◆ **Set problem**
In how many lines of the records below does the string "trade" appear, with case counting? Reply with the number alone.

--- Start Dataset ---

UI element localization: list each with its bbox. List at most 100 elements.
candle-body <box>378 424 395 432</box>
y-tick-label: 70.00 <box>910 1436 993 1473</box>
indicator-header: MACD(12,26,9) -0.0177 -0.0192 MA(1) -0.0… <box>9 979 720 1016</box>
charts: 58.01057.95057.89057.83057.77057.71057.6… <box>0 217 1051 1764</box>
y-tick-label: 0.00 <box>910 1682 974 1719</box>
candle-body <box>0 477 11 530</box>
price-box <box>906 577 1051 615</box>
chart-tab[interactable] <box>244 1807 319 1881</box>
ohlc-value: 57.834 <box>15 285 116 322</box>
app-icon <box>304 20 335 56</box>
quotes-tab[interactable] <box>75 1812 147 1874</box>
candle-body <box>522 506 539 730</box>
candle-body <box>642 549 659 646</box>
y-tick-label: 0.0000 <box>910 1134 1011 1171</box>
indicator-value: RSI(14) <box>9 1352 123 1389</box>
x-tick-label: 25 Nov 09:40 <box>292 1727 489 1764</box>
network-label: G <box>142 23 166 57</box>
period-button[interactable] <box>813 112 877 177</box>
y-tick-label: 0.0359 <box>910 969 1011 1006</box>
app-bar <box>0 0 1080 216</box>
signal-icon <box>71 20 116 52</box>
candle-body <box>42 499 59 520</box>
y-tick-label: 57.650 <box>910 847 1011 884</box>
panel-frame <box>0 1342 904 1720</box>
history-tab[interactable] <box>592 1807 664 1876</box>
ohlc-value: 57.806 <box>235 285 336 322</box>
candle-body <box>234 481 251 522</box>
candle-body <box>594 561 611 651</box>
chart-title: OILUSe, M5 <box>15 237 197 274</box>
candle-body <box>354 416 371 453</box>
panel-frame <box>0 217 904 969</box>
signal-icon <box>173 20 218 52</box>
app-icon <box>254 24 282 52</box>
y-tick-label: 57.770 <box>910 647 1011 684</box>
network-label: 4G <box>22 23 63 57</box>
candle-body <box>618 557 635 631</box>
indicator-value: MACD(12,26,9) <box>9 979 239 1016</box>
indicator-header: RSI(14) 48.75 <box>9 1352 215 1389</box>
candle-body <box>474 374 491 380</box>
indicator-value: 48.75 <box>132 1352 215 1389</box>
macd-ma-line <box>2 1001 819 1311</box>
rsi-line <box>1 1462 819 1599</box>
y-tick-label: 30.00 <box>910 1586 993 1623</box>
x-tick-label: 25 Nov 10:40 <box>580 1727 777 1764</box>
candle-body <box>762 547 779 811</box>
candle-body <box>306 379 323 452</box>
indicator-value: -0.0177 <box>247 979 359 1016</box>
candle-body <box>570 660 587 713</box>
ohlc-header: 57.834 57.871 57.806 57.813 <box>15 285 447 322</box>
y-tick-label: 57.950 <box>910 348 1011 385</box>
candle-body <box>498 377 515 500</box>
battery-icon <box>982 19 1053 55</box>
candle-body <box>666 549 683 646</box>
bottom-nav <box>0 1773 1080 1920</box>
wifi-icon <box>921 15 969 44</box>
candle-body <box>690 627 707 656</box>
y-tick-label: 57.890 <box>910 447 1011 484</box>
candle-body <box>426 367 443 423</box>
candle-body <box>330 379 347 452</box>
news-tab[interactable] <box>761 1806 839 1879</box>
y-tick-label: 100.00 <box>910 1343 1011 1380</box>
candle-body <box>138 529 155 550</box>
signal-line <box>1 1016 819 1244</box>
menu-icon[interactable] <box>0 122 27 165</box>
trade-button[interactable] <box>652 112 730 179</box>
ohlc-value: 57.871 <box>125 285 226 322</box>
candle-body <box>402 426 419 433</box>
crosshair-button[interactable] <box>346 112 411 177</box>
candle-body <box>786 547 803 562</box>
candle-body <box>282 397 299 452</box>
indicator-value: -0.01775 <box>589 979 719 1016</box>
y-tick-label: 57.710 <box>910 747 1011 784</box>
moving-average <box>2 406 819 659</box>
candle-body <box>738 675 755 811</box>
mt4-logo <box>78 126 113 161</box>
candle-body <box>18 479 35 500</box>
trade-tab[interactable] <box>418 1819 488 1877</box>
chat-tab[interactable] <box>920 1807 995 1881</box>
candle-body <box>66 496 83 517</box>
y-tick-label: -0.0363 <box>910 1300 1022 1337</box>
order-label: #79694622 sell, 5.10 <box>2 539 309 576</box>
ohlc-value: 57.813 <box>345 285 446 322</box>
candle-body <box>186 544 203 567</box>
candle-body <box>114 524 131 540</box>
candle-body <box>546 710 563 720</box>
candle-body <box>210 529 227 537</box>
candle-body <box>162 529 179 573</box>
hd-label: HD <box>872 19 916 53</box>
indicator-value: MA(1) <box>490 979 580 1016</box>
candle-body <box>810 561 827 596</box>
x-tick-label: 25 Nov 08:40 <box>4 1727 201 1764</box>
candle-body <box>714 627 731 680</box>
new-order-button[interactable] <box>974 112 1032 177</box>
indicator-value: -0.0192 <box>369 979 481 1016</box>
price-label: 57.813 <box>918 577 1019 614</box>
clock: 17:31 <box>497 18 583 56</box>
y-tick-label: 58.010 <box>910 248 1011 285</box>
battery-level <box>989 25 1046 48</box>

--- End Dataset ---

◆ **Task result**
2